> What you will do
Quote the entries that follow exactly, leaving none out.

> Extracts from a graphics dataset
#####

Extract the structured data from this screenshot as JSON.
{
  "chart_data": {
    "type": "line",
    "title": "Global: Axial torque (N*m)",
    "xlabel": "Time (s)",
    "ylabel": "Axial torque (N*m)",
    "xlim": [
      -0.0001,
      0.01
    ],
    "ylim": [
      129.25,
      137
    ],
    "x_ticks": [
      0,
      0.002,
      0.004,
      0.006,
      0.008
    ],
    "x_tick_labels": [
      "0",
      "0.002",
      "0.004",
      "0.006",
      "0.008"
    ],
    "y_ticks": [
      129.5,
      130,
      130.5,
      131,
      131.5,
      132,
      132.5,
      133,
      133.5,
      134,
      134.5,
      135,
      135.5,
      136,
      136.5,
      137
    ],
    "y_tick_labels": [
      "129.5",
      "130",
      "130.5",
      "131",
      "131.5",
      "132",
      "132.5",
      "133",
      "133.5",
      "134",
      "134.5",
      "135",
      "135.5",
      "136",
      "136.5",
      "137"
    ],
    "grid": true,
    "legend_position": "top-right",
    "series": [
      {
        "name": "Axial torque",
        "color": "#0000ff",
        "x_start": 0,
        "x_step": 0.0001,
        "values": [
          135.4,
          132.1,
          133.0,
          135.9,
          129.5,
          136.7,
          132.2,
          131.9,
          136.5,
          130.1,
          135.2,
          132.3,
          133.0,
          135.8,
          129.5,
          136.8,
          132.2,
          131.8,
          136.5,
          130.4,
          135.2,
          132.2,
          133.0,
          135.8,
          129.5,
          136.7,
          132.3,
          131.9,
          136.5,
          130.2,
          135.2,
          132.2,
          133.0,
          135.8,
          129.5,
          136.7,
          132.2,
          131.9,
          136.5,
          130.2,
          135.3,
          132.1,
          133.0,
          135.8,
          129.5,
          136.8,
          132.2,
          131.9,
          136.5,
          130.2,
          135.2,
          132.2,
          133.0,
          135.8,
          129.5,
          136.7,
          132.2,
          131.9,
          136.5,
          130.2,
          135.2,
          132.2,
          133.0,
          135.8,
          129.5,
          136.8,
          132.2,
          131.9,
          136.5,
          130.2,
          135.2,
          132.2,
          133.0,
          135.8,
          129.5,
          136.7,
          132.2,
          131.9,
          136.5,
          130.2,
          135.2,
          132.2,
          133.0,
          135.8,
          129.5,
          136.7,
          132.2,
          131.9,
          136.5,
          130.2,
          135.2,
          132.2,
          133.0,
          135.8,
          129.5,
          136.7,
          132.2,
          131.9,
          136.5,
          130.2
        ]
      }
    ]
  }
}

#####

> Exercise answer
Extract the structured data from this screenshot as JSON.
{
  "chart_data": {
    "type": "line",
    "title": "Global: Axial torque (N*m)",
    "xlabel": "Time (s)",
    "ylabel": "Axial torque (N*m)",
    "xlim": [
      -0.0001,
      0.01
    ],
    "ylim": [
      129.25,
      137
    ],
    "x_ticks": [
      0,
      0.002,
      0.004,
      0.006,
      0.008
    ],
    "x_tick_labels": [
      "0",
      "0.002",
      "0.004",
      "0.006",
      "0.008"
    ],
    "y_ticks": [
      129.5,
      130,
      130.5,
      131,
      131.5,
      132,
      132.5,
      133,
      133.5,
      134,
      134.5,
      135,
      135.5,
      136,
      136.5,
      137
    ],
    "y_tick_labels": [
      "129.5",
      "130",
      "130.5",
      "131",
      "131.5",
      "132",
      "132.5",
      "133",
      "133.5",
      "134",
      "134.5",
      "135",
      "135.5",
      "136",
      "136.5",
      "137"
    ],
    "grid": true,
    "legend_position": "top-right",
    "series": [
      {
        "name": "Axial torque",
        "color": "#0000ff",
        "x_start": 0,
        "x_step": 0.0001,
        "values": [
          135.4,
          132.1,
          133.0,
          135.9,
          129.5,
          136.7,
          132.2,
          131.9,
          136.5,
          130.1,
          135.2,
          132.3,
          133.0,
          135.8,
          129.5,
          136.8,
          132.2,
          131.8,
          136.5,
          130.4,
          135.2,
          132.2,
          133.0,
          135.8,
          129.5,
          136.7,
          132.3,
          131.9,
          136.5,
          130.2,
          135.2,
          132.2,
          133.0,
          135.8,
          129.5,
          136.7,
          132.2,
          131.9,
          136.5,
          130.2,
          135.3,
          132.1,
          133.0,
          135.8,
          129.5,
          136.8,
          132.2,
          131.9,
          136.5,
          130.2,
          135.2,
          132.2,
          133.0,
          135.8,
          129.5,
          136.7,
          132.2,
          131.9,
          136.5,
          130.2,
          135.2,
          132.2,
          133.0,
          135.8,
          129.5,
          136.8,
          132.2,
          131.9,
          136.5,
          130.2,
          135.2,
          132.2,
          133.0,
          135.8,
          129.5,
          136.7,
          132.2,
          131.9,
          136.5,
          130.2,
          135.2,
          132.2,
          133.0,
          135.8,
          129.5,
          136.7,
          132.2,
          131.9,
          136.5,
          130.2,
          135.2,
          132.2,
          133.0,
          135.8,
          129.5,
          136.7,
          132.2,
          131.9,
          136.5,
          130.2
        ]
      }
    ]
  }
}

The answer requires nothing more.